‘’Up there, time is air.
Up there, place is warmth.
Up there, dustbridge; the throne.
Up there, he is alone.’’
Birkaç sene önce, donuk renkleri ve çirkin cepheleriyle her bir tarafımı kuşatan apartmanların kalbimi burkan amansız duyguları daha fazla depreştirdiği kasvetli bir kış sabahı, sıkıla sıkıla okula giderken, müzikçalarımın seçtiği rastgele parçaların henüz dinlemediğim bir albümden çıkıp ilk kez kulaklarımı dolduran kıvançlı melodileri taşımasıyla, harikulade bir müzikal fırtınanın alâmetini de beraberinde getirdiğini anlamıştım. Derin, boğuk ve gırtlaktan okunan vokallerin hangi kelimeleri telaffuz ettiğini pek anlamasam da, doğduğumdan beri arasında büyüdüğüm irili ufaklı çirkin gri binalarla örtülü bu ormanın bana şimdiye kadar hiç bahsedemediği bir hikâyeye, hiç hissettiremediği bir dinginliğe, hiç gösteremediği bir güzelliğe dair bir şeyler anlattığını tahmin etmiştim sanki.

· · ·

Çalışma Yönergeleri »
- a) Metinde anlatıcı, müzikçalarındaki albümü ilk kez hangi mevsimde ve günün hangi vaktinde okula giderken dinlemiştir?
- b) Metne göre gri binalarla örtülü ormanın anlatıcıya şimdiye kadar bahsedemediği, hissettiremediği ve gösteremediği şeyleri sırala.
- c) Metinde "Up there, place" ile başlayıp "tahmin etmiştim sanki." ifadesine kadar devam eden kısmı hiç değiştirmeden aktar.

Kayıtlı Bilgiler »
· · ·

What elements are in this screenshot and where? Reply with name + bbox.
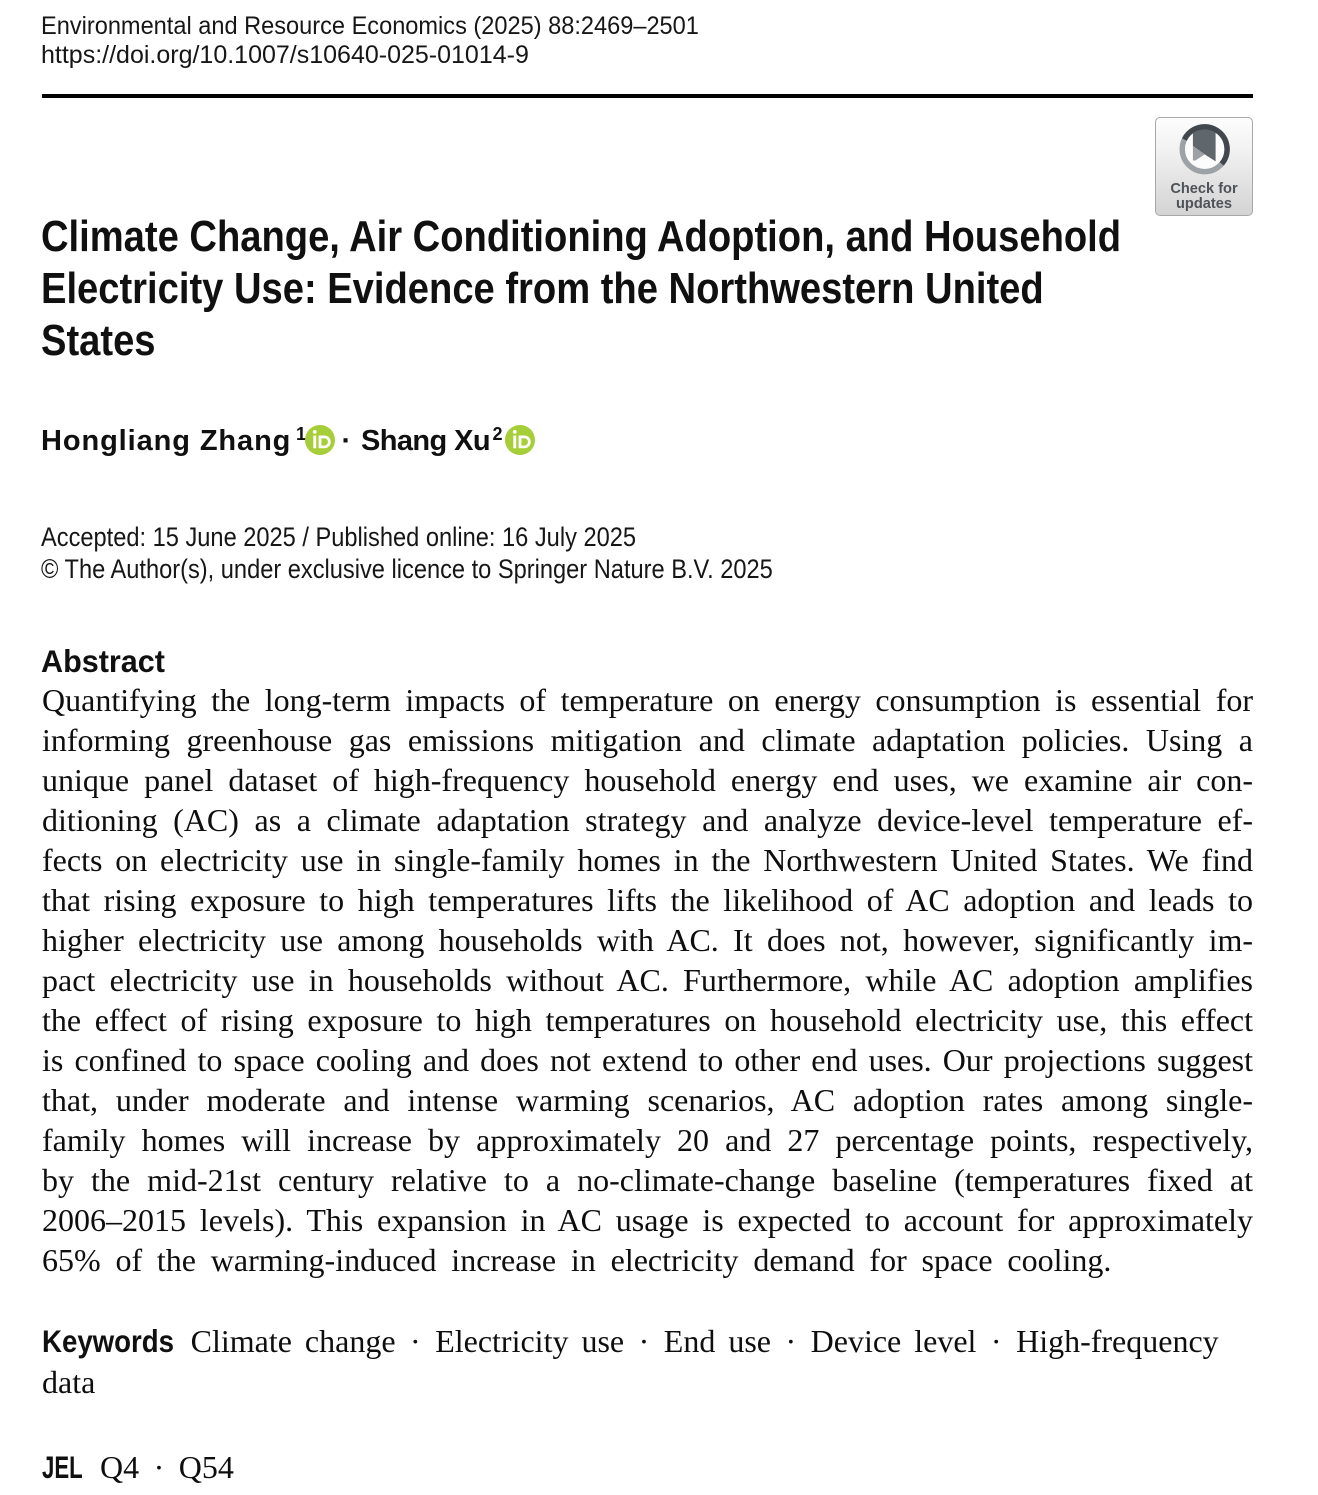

· · ·

Çözümler Aşağıda »
- a) Kasvetli bir kış sabahı okula giderken dinlemiştir.

- b) Bir hikâye, bir dinginlik ve bir güzellik.

- c)
Up there, place is warmth.
Up there, dustbridge; the throne.
Up there, he is alone.’’
Birkaç sene önce, donuk renkleri ve çirkin cepheleriyle her bir tarafımı kuşatan apartmanların kalbimi burkan amansız duyguları daha fazla depreştirdiği kasvetli bir kış sabahı, sıkıla sıkıla okula giderken, müzikçalarımın seçtiği rastgele parçaların henüz dinlemediğim bir albümden çıkıp ilk kez kulaklarımı dolduran kıvançlı melodileri taşımasıyla, harikulade bir müzikal fırtınanın alâmetini de beraberinde getirdiğini anlamıştım. Derin, boğuk ve gırtlaktan okunan vokallerin hangi kelimeleri telaffuz ettiğini pek anlamasam da, doğduğumdan beri arasında büyüdüğüm irili ufaklı çirkin gri binalarla örtülü bu ormanın bana şimdiye kadar hiç bahsedemediği bir hikâyeye, hiç hissettiremediği bir dinginliğe, hiç gösteremediği bir güzelliğe dair bir şeyler anlattığını tahmin etmiştim sanki.